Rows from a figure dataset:
****************

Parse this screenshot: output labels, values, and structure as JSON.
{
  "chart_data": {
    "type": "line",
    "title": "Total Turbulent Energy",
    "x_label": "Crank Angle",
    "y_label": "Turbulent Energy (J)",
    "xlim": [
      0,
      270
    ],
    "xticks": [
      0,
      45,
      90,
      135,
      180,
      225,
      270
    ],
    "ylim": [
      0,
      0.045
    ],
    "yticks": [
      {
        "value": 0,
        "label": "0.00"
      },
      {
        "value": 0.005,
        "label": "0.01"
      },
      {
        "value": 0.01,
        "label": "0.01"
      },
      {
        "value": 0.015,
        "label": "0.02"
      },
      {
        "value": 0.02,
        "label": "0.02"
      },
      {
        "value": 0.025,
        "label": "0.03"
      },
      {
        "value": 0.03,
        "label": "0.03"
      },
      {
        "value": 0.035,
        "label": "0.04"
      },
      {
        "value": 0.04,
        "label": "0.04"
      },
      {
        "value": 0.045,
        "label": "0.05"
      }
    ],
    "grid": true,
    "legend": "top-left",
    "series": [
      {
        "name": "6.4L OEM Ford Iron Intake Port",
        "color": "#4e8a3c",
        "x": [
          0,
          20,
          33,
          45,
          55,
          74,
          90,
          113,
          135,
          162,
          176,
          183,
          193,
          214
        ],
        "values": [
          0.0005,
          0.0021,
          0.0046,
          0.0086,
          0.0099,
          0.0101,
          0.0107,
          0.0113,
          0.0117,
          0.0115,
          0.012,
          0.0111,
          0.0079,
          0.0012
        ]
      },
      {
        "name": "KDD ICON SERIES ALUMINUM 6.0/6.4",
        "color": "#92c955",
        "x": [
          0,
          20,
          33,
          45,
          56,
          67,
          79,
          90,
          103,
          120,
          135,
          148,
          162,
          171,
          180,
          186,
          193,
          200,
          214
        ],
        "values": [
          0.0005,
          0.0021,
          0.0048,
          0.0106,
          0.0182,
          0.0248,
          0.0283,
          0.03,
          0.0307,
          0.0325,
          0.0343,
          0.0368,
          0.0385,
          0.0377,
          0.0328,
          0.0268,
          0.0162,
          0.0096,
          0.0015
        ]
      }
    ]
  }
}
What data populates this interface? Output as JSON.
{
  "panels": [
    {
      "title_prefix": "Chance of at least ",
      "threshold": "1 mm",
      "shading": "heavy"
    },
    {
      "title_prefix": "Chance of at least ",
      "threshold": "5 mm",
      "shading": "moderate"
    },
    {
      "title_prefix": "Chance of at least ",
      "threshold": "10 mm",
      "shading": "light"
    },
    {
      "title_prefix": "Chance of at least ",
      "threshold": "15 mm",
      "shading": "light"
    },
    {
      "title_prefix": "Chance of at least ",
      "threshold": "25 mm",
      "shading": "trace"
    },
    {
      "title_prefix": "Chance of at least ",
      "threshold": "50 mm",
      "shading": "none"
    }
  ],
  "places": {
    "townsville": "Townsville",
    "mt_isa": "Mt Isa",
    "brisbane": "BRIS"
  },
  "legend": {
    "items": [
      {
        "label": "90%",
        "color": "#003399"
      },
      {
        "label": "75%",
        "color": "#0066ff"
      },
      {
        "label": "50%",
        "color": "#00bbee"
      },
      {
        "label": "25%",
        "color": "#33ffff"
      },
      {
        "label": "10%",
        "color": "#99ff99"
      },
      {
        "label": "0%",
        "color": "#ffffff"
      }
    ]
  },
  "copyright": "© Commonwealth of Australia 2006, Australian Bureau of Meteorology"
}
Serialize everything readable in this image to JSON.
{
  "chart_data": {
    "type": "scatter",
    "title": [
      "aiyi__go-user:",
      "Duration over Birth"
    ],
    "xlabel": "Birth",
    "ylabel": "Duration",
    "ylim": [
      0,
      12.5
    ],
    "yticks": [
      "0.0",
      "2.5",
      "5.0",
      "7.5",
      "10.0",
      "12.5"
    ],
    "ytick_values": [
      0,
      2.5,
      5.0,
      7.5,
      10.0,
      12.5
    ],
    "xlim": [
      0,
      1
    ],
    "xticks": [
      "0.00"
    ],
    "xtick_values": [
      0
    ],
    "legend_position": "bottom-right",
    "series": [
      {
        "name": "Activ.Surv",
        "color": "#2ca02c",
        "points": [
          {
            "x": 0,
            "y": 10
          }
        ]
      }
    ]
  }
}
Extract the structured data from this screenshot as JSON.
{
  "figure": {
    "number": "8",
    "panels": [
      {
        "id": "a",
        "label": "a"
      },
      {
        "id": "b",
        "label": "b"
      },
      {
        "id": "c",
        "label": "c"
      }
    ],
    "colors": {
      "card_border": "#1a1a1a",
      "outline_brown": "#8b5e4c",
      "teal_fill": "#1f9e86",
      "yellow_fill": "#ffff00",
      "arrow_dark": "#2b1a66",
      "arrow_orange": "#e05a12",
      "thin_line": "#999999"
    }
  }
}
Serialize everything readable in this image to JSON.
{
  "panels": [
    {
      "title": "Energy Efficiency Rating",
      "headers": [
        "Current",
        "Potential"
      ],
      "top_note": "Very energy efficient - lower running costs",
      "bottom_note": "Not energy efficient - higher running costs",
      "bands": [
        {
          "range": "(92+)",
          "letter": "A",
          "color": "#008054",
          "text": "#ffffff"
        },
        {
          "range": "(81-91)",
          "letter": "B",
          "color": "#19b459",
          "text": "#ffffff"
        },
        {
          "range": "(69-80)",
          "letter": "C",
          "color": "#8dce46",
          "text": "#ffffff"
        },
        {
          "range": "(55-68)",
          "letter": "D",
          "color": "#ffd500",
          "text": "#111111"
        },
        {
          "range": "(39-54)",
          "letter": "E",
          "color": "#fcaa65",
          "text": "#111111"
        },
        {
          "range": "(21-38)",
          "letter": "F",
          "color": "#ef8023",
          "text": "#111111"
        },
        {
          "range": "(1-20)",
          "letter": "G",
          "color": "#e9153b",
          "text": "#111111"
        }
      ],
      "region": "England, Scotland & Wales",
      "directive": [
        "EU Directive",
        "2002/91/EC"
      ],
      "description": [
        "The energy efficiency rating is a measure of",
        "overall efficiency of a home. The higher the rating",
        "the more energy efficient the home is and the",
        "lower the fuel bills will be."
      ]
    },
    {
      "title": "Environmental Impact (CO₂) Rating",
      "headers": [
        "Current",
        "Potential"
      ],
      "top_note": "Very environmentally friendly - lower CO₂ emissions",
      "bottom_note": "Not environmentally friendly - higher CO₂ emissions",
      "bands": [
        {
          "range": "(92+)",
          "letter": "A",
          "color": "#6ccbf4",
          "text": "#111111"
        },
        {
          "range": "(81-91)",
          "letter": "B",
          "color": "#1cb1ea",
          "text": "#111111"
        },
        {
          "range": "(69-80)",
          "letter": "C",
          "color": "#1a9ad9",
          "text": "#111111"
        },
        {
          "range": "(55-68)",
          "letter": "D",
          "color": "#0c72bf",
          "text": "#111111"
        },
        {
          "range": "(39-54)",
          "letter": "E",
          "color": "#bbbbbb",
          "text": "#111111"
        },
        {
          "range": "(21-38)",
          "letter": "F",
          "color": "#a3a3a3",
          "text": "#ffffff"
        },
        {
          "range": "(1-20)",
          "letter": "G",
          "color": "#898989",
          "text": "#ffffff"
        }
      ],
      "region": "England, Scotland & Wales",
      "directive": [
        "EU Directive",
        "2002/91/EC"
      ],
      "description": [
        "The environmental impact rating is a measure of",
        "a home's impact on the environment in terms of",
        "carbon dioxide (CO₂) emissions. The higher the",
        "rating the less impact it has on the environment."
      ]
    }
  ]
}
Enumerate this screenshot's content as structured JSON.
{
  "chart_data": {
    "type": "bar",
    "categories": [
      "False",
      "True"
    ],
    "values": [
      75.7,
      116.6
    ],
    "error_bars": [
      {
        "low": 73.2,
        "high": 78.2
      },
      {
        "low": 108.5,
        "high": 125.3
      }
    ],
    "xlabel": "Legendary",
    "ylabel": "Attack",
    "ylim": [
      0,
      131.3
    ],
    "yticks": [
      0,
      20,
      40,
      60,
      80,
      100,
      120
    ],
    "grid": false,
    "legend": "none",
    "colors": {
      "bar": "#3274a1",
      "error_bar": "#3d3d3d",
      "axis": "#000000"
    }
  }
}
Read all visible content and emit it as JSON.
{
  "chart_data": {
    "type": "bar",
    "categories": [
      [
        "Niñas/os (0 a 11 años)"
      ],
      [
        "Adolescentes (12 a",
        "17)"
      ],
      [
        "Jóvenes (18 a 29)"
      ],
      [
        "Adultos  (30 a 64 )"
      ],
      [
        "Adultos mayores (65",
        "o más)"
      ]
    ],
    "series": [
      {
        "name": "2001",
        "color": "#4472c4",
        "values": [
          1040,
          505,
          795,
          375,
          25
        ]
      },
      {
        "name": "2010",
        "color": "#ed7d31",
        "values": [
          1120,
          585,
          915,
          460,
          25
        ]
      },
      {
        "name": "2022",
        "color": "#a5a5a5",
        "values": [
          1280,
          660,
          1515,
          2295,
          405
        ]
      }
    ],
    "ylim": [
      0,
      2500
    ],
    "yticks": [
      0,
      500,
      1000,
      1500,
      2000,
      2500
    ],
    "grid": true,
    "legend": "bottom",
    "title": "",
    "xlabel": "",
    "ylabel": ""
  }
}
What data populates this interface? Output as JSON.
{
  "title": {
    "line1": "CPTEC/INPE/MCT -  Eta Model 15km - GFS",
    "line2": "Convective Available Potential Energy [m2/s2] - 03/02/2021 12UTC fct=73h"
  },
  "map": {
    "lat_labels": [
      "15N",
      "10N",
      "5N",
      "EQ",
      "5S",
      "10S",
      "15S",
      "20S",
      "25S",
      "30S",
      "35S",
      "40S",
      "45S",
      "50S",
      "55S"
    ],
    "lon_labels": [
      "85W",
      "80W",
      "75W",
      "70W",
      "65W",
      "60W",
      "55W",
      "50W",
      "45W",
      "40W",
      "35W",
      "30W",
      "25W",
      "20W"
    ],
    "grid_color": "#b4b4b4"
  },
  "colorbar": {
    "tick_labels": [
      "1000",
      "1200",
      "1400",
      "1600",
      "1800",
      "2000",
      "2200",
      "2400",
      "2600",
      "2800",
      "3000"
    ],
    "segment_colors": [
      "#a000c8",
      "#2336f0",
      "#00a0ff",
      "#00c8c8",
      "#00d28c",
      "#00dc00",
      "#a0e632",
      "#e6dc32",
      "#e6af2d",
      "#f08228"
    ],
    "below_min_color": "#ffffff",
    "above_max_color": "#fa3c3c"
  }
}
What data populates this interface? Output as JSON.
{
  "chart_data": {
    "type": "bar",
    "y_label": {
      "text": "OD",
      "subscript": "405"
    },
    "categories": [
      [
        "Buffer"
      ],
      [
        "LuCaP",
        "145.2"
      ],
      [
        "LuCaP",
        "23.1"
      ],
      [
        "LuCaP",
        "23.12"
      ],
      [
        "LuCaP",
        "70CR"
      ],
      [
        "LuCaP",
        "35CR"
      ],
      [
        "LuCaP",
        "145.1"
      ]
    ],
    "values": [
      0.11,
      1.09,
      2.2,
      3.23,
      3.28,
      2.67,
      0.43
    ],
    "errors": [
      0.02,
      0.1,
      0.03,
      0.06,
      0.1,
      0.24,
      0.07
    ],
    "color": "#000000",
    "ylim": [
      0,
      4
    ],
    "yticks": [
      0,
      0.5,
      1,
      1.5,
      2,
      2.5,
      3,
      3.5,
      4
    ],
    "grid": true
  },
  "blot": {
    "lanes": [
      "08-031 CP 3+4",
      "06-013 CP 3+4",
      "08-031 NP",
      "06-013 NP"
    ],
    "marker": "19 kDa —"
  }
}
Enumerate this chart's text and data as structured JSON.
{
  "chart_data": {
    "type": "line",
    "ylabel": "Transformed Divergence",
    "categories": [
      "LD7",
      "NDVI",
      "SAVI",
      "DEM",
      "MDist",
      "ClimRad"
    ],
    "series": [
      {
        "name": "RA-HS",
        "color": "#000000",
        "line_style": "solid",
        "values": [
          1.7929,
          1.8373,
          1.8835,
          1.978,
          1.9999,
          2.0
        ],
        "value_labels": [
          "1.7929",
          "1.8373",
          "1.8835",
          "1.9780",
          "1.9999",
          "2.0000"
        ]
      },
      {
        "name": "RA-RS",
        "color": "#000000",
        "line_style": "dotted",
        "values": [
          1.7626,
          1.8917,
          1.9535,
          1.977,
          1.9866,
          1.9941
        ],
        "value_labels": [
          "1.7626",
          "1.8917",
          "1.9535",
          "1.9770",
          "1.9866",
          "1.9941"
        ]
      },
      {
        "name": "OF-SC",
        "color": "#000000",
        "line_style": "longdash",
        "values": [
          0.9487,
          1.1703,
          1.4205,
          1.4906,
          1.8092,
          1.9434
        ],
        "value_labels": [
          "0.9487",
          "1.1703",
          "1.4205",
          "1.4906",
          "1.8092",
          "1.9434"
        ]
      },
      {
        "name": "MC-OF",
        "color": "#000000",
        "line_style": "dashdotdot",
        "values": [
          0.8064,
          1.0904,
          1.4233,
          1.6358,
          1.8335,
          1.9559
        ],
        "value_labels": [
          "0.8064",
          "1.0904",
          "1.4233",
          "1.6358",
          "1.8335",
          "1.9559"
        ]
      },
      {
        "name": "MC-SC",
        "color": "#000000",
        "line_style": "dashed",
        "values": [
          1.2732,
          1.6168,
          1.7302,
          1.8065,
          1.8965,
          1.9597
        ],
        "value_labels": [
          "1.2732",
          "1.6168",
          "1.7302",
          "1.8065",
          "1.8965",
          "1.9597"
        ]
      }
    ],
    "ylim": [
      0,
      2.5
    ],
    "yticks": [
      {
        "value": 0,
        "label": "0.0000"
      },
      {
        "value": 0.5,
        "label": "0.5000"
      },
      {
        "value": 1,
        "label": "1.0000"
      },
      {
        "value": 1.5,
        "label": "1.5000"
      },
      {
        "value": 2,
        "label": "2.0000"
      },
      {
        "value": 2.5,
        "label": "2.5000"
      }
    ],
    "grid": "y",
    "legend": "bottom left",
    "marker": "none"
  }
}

****************

Your instructions: Gather each line in these records that contains the string "screenshot".

Result of the exercise:
Parse this screenshot: output labels, values, and structure as JSON.
Extract the structured data from this screenshot as JSON.
Enumerate this screenshot's content as structured JSON.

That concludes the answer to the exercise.